[start of INPUT ROWS]

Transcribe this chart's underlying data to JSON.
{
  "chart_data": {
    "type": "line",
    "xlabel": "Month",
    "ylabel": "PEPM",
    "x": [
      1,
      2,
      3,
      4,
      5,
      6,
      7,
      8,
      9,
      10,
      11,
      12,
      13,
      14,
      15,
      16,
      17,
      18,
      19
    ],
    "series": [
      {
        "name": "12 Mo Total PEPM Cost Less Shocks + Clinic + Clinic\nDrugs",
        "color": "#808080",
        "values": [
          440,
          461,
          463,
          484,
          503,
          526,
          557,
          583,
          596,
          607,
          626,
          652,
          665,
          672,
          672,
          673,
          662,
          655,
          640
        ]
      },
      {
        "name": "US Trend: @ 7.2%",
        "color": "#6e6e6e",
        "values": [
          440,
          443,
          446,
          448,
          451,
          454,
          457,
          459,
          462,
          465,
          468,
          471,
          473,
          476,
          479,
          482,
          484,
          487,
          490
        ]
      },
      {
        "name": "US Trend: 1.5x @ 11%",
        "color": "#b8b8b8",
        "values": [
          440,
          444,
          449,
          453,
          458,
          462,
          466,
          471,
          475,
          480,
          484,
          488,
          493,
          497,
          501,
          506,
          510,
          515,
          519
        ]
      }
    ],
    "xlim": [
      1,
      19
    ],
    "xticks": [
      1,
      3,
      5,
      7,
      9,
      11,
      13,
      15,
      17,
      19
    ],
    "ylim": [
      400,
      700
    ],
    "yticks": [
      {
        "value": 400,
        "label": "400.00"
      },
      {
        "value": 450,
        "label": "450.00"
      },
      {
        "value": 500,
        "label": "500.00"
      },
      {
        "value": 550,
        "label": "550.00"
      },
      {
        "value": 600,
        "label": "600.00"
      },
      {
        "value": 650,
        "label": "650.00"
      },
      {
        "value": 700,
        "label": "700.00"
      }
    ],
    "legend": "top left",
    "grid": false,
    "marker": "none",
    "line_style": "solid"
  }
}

[end of INPUT ROWS]
[start of INPUT ROWS]

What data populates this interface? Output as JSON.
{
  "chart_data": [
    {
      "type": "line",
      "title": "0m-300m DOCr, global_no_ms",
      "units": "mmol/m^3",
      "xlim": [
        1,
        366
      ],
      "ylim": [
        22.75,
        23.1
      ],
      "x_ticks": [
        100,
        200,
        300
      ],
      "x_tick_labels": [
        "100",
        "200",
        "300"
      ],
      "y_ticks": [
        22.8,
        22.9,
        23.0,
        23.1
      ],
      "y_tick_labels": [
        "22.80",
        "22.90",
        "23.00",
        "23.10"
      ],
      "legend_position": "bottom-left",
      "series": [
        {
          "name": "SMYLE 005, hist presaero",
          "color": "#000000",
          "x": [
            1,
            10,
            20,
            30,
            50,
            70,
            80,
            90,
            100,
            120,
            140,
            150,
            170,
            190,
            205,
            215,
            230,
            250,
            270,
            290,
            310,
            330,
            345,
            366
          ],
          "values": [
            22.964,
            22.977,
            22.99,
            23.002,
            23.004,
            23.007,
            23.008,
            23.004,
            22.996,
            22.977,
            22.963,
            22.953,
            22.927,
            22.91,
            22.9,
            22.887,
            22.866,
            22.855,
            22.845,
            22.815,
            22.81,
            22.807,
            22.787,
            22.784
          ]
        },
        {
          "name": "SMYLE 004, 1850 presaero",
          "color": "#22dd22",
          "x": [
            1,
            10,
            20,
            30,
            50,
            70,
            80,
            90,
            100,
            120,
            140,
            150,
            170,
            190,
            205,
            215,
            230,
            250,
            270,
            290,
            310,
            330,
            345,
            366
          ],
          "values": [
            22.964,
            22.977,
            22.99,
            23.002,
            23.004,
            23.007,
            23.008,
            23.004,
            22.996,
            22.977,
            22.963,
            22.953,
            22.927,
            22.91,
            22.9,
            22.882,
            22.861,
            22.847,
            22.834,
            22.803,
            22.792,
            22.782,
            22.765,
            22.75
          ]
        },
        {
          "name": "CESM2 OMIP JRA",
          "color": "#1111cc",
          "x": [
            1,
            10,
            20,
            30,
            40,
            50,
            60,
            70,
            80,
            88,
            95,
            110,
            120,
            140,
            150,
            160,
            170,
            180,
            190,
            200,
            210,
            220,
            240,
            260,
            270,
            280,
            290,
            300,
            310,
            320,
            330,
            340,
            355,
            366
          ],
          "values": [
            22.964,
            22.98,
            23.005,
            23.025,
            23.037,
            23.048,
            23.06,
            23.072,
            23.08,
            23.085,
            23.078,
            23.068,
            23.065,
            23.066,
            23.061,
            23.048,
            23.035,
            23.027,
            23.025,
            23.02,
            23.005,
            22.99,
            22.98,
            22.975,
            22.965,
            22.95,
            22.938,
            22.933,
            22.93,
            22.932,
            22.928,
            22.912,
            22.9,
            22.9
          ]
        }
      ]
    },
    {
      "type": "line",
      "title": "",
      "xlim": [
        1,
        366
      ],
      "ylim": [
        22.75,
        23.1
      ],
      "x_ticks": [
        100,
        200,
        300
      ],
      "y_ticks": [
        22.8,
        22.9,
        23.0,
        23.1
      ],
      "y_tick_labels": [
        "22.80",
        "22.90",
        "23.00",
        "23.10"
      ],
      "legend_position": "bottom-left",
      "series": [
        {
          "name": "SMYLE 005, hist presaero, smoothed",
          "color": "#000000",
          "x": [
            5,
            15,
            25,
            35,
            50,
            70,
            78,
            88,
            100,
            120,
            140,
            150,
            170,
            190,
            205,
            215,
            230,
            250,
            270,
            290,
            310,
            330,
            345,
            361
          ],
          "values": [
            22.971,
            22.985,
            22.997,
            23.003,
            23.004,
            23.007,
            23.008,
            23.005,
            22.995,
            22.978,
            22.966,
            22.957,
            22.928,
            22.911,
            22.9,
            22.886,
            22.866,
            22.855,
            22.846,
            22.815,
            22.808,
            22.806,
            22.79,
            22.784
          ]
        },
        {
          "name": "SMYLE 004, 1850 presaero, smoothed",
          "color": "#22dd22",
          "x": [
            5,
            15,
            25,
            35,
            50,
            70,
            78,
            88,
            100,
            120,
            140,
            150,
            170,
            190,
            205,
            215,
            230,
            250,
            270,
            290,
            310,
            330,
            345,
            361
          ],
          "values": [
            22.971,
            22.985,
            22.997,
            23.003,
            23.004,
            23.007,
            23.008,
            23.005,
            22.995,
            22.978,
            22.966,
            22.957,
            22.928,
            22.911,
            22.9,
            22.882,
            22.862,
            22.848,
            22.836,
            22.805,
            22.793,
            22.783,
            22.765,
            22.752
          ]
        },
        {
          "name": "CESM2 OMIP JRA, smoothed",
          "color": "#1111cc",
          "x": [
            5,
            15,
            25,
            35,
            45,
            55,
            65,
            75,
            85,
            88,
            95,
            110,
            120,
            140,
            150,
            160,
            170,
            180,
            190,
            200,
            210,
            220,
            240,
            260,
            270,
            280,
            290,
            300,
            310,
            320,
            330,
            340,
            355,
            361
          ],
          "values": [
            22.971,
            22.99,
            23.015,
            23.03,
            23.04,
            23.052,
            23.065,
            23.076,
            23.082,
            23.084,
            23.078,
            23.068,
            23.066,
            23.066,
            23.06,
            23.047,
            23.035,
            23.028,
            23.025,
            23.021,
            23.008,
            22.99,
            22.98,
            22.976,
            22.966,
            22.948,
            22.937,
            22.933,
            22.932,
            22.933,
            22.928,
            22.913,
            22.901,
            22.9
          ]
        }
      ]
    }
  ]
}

[end of INPUT ROWS]

> [STATED EXERCISE]: Locate all lines holding the word "smoothed", then copy them out.

> [TASK RESULT]:
          "name": "SMYLE 005, hist presaero, smoothed",
          "name": "SMYLE 004, 1850 presaero, smoothed",
          "name": "CESM2 OMIP JRA, smoothed",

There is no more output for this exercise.